**Provided material:**
========================================================================

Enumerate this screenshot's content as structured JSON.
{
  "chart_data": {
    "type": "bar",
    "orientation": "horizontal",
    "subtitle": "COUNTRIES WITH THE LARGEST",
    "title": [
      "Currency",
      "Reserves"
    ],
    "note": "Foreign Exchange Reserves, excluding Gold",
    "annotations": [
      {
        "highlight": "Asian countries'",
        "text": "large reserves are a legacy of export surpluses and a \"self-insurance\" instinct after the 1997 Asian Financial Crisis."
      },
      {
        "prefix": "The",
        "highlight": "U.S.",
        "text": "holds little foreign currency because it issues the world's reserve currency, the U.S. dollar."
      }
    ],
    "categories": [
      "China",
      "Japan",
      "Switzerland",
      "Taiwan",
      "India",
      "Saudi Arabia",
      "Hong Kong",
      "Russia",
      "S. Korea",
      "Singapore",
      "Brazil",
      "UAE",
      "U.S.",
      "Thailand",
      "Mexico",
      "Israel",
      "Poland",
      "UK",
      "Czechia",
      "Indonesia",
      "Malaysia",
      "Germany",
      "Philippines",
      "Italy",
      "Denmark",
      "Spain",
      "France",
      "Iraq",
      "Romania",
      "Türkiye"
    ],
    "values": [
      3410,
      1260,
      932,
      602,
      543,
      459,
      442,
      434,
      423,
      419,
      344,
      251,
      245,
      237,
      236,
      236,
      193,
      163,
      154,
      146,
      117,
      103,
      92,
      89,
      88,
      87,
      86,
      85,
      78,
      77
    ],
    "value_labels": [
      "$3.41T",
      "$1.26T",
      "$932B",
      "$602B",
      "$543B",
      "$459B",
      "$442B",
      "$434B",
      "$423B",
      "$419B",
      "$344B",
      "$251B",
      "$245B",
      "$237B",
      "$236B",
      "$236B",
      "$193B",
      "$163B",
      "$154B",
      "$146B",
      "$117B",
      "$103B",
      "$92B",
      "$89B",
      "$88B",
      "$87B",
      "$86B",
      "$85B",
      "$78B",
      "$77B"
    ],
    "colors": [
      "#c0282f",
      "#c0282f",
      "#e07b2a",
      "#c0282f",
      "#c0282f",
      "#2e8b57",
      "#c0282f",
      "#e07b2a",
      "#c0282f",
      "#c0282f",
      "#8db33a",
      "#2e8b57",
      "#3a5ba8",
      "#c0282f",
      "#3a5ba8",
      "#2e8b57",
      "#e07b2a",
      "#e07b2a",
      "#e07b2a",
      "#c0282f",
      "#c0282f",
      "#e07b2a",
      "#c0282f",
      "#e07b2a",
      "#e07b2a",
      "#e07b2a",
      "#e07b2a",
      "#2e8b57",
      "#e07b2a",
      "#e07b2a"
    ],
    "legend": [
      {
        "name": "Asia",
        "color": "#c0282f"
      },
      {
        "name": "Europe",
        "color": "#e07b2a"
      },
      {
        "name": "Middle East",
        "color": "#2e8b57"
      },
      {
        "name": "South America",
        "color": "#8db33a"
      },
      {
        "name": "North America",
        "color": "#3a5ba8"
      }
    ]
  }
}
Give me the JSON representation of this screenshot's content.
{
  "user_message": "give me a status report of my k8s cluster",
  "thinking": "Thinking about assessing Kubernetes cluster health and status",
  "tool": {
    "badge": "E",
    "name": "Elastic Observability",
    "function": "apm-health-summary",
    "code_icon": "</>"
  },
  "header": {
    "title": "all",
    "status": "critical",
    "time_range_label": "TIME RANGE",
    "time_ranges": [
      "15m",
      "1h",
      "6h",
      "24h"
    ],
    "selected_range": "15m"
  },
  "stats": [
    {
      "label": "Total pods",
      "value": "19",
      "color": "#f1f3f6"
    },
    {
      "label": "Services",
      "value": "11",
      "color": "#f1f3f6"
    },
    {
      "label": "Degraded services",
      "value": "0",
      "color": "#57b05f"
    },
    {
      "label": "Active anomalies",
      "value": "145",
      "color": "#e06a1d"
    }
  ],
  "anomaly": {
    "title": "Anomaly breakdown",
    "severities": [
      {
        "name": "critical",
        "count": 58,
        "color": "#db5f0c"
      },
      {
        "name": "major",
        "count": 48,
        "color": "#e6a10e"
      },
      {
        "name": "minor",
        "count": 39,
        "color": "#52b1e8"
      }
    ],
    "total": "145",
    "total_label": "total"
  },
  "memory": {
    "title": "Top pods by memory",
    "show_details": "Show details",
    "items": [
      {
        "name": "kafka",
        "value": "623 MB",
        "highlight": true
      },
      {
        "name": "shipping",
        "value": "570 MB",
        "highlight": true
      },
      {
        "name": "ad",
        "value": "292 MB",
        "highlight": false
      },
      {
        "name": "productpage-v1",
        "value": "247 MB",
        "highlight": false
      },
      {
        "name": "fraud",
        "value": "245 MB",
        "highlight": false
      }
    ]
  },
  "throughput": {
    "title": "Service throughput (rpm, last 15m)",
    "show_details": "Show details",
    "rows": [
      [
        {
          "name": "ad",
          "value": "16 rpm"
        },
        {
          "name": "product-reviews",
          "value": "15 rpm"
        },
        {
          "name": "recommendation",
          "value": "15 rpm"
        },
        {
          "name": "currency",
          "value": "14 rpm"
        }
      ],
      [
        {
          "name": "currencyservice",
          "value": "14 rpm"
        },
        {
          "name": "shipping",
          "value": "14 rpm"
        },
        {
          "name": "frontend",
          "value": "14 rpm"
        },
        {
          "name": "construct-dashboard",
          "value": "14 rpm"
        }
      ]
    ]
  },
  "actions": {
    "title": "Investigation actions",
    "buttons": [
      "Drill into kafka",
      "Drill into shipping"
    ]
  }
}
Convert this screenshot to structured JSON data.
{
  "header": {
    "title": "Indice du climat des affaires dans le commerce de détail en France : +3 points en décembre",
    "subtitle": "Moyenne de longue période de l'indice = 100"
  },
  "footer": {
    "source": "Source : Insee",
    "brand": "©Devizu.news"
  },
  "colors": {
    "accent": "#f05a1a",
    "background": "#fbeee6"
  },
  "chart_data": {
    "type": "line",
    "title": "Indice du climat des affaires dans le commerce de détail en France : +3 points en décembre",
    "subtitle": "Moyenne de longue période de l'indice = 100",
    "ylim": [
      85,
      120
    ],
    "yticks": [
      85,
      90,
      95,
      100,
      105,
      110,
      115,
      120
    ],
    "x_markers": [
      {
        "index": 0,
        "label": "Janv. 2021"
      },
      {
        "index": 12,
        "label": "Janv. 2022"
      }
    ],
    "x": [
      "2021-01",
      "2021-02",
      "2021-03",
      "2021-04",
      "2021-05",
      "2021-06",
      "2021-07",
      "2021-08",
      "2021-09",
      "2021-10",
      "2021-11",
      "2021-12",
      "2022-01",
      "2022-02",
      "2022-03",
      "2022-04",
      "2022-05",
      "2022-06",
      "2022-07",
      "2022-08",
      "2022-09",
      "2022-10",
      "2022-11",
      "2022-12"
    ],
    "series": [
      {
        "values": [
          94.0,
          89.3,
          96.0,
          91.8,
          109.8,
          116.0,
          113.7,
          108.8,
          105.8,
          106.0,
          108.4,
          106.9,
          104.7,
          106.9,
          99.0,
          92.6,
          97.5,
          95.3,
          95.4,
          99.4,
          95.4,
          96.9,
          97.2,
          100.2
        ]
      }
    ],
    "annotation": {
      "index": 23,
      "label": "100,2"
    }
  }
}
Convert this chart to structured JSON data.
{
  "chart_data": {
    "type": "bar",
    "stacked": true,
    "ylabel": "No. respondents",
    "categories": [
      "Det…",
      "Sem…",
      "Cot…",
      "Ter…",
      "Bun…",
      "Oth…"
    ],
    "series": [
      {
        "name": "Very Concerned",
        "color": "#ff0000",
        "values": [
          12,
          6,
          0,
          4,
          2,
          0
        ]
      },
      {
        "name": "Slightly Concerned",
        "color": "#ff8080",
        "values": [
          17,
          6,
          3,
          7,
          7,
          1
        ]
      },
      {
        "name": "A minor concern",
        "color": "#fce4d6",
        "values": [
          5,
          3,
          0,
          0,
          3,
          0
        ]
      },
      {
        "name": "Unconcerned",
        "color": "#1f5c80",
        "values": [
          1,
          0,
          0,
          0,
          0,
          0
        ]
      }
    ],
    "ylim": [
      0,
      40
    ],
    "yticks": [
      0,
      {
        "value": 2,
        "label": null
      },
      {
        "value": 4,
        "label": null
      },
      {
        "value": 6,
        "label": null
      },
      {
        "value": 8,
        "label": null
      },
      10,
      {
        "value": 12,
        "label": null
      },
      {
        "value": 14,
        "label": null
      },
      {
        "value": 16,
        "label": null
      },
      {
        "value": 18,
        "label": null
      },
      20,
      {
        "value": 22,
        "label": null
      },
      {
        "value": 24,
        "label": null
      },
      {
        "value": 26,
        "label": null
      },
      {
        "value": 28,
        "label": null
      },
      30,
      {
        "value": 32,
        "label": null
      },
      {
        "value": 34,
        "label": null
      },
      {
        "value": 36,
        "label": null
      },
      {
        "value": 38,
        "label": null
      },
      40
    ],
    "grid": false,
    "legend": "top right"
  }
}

========================================================================

**Problem requirements:** Collect the lines of the records that include the string "content".

**Solution below:**
Enumerate this screenshot's content as structured JSON.
Give me the JSON representation of this screenshot's content.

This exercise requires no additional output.